(Lines of data)
%%
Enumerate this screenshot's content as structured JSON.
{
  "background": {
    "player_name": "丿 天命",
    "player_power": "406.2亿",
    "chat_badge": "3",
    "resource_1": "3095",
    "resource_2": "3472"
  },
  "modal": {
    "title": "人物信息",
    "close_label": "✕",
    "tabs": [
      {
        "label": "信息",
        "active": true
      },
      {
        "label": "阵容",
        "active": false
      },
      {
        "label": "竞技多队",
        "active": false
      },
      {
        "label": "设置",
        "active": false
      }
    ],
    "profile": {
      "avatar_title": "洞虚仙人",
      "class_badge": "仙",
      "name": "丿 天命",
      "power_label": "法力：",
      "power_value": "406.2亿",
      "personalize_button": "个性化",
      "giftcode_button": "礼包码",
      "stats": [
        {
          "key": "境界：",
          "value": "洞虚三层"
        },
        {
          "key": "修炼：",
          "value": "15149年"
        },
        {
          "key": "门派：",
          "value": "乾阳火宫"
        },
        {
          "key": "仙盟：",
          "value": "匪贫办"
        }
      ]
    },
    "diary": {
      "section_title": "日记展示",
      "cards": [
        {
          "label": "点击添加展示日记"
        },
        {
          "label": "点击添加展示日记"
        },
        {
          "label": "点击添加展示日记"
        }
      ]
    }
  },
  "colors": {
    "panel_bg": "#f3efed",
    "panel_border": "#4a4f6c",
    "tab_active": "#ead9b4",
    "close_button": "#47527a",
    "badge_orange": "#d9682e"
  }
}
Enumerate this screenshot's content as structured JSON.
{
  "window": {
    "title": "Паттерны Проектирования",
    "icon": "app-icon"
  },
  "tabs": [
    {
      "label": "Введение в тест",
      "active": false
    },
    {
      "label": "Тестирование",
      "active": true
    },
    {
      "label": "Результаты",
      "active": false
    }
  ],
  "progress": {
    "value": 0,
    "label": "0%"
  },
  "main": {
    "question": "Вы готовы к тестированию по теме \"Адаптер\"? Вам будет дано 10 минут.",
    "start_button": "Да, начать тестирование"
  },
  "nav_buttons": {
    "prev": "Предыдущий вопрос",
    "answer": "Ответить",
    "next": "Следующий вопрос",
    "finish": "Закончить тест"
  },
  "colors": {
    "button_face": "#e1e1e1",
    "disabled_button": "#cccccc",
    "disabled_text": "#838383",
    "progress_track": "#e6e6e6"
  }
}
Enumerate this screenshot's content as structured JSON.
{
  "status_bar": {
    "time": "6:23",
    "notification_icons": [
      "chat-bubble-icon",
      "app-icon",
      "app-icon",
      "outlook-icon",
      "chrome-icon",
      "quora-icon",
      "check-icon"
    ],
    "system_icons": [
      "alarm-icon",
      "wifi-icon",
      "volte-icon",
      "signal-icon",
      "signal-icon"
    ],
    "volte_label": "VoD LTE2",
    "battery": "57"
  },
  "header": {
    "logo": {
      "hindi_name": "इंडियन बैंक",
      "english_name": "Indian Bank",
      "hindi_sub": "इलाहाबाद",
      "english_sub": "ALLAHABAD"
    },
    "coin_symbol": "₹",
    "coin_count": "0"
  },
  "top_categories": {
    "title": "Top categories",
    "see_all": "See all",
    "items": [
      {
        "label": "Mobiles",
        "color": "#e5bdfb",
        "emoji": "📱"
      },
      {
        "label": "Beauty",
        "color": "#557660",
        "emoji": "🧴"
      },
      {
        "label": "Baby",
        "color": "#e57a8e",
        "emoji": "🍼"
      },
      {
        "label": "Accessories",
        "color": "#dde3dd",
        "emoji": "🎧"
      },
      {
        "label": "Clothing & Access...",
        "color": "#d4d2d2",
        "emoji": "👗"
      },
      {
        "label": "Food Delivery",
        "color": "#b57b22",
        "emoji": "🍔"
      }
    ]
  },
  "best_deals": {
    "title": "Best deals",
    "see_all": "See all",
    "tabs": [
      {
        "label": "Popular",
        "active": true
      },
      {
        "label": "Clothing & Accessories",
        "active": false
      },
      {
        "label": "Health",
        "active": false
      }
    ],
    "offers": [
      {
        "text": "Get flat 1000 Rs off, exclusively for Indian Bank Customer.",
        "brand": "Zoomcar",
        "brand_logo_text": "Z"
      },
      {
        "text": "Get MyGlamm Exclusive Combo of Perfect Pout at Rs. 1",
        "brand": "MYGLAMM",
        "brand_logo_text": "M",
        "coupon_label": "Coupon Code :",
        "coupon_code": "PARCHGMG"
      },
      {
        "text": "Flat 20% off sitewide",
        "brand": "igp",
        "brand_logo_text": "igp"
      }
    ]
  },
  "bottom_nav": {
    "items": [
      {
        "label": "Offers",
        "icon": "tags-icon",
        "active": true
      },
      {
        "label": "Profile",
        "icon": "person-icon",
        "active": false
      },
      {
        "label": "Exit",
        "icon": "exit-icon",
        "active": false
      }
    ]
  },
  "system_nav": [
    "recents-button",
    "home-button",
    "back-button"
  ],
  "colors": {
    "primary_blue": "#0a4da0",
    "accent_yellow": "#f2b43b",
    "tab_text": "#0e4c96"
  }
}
%%
[WHAT YOU ARE ASKED TO DO]
Go through the listing above and restate it word for word.

[SOLUTION TO THE PROBLEM]
Enumerate this screenshot's content as structured JSON.
{
  "background": {
    "player_name": "丿 天命",
    "player_power": "406.2亿",
    "chat_badge": "3",
    "resource_1": "3095",
    "resource_2": "3472"
  },
  "modal": {
    "title": "人物信息",
    "close_label": "✕",
    "tabs": [
      {
        "label": "信息",
        "active": true
      },
      {
        "label": "阵容",
        "active": false
      },
      {
        "label": "竞技多队",
        "active": false
      },
      {
        "label": "设置",
        "active": false
      }
    ],
    "profile": {
      "avatar_title": "洞虚仙人",
      "class_badge": "仙",
      "name": "丿 天命",
      "power_label": "法力：",
      "power_value": "406.2亿",
      "personalize_button": "个性化",
      "giftcode_button": "礼包码",
      "stats": [
        {
          "key": "境界：",
          "value": "洞虚三层"
        },
        {
          "key": "修炼：",
          "value": "15149年"
        },
        {
          "key": "门派：",
          "value": "乾阳火宫"
        },
        {
          "key": "仙盟：",
          "value": "匪贫办"
        }
      ]
    },
    "diary": {
      "section_title": "日记展示",
      "cards": [
        {
          "label": "点击添加展示日记"
        },
        {
          "label": "点击添加展示日记"
        },
        {
          "label": "点击添加展示日记"
        }
      ]
    }
  },
  "colors": {
    "panel_bg": "#f3efed",
    "panel_border": "#4a4f6c",
    "tab_active": "#ead9b4",
    "close_button": "#47527a",
    "badge_orange": "#d9682e"
  }
}
Enumerate this screenshot's content as structured JSON.
{
  "window": {
    "title": "Паттерны Проектирования",
    "icon": "app-icon"
  },
  "tabs": [
    {
      "label": "Введение в тест",
      "active": false
    },
    {
      "label": "Тестирование",
      "active": true
    },
    {
      "label": "Результаты",
      "active": false
    }
  ],
  "progress": {
    "value": 0,
    "label": "0%"
  },
  "main": {
    "question": "Вы готовы к тестированию по теме \"Адаптер\"? Вам будет дано 10 минут.",
    "start_button": "Да, начать тестирование"
  },
  "nav_buttons": {
    "prev": "Предыдущий вопрос",
    "answer": "Ответить",
    "next": "Следующий вопрос",
    "finish": "Закончить тест"
  },
  "colors": {
    "button_face": "#e1e1e1",
    "disabled_button": "#cccccc",
    "disabled_text": "#838383",
    "progress_track": "#e6e6e6"
  }
}
Enumerate this screenshot's content as structured JSON.
{
  "status_bar": {
    "time": "6:23",
    "notification_icons": [
      "chat-bubble-icon",
      "app-icon",
      "app-icon",
      "outlook-icon",
      "chrome-icon",
      "quora-icon",
      "check-icon"
    ],
    "system_icons": [
      "alarm-icon",
      "wifi-icon",
      "volte-icon",
      "signal-icon",
      "signal-icon"
    ],
    "volte_label": "VoD LTE2",
    "battery": "57"
  },
  "header": {
    "logo": {
      "hindi_name": "इंडियन बैंक",
      "english_name": "Indian Bank",
      "hindi_sub": "इलाहाबाद",
      "english_sub": "ALLAHABAD"
    },
    "coin_symbol": "₹",
    "coin_count": "0"
  },
  "top_categories": {
    "title": "Top categories",
    "see_all": "See all",
    "items": [
      {
        "label": "Mobiles",
        "color": "#e5bdfb",
        "emoji": "📱"
      },
      {
        "label": "Beauty",
        "color": "#557660",
        "emoji": "🧴"
      },
      {
        "label": "Baby",
        "color": "#e57a8e",
        "emoji": "🍼"
      },
      {
        "label": "Accessories",
        "color": "#dde3dd",
        "emoji": "🎧"
      },
      {
        "label": "Clothing & Access...",
        "color": "#d4d2d2",
        "emoji": "👗"
      },
      {
        "label": "Food Delivery",
        "color": "#b57b22",
        "emoji": "🍔"
      }
    ]
  },
  "best_deals": {
    "title": "Best deals",
    "see_all": "See all",
    "tabs": [
      {
        "label": "Popular",
        "active": true
      },
      {
        "label": "Clothing & Accessories",
        "active": false
      },
      {
        "label": "Health",
        "active": false
      }
    ],
    "offers": [
      {
        "text": "Get flat 1000 Rs off, exclusively for Indian Bank Customer.",
        "brand": "Zoomcar",
        "brand_logo_text": "Z"
      },
      {
        "text": "Get MyGlamm Exclusive Combo of Perfect Pout at Rs. 1",
        "brand": "MYGLAMM",
        "brand_logo_text": "M",
        "coupon_label": "Coupon Code :",
        "coupon_code": "PARCHGMG"
      },
      {
        "text": "Flat 20% off sitewide",
        "brand": "igp",
        "brand_logo_text": "igp"
      }
    ]
  },
  "bottom_nav": {
    "items": [
      {
        "label": "Offers",
        "icon": "tags-icon",
        "active": true
      },
      {
        "label": "Profile",
        "icon": "person-icon",
        "active": false
      },
      {
        "label": "Exit",
        "icon": "exit-icon",
        "active": false
      }
    ]
  },
  "system_nav": [
    "recents-button",
    "home-button",
    "back-button"
  ],
  "colors": {
    "primary_blue": "#0a4da0",
    "accent_yellow": "#f2b43b",
    "tab_text": "#0e4c96"
  }
}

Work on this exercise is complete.